TASK TO COMPLETE: Copy each line that contains the word "from".

INPUT FOR THIS TASK:
>> begin

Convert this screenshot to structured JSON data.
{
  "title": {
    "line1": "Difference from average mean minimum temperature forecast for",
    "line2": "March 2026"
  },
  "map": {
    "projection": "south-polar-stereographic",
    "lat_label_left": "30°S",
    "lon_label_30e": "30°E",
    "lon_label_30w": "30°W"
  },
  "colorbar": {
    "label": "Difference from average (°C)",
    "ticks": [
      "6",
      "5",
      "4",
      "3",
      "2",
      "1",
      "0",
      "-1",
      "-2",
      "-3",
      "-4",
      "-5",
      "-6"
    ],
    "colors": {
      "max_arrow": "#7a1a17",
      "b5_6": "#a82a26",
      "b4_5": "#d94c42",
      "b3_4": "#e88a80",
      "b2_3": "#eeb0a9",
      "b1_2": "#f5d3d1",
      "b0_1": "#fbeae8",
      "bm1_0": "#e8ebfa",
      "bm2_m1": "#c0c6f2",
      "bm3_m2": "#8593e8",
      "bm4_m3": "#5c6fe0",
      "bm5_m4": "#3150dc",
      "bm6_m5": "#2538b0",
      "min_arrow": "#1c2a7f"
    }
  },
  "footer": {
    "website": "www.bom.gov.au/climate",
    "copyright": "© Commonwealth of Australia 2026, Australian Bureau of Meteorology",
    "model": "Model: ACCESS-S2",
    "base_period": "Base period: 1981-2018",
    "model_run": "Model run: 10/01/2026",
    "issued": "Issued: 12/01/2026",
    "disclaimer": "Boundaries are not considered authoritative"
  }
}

>> end

RESPONSE TO THE EXERCISE:
    "line1": "Difference from average mean minimum temperature forecast for",
    "label": "Difference from average (°C)",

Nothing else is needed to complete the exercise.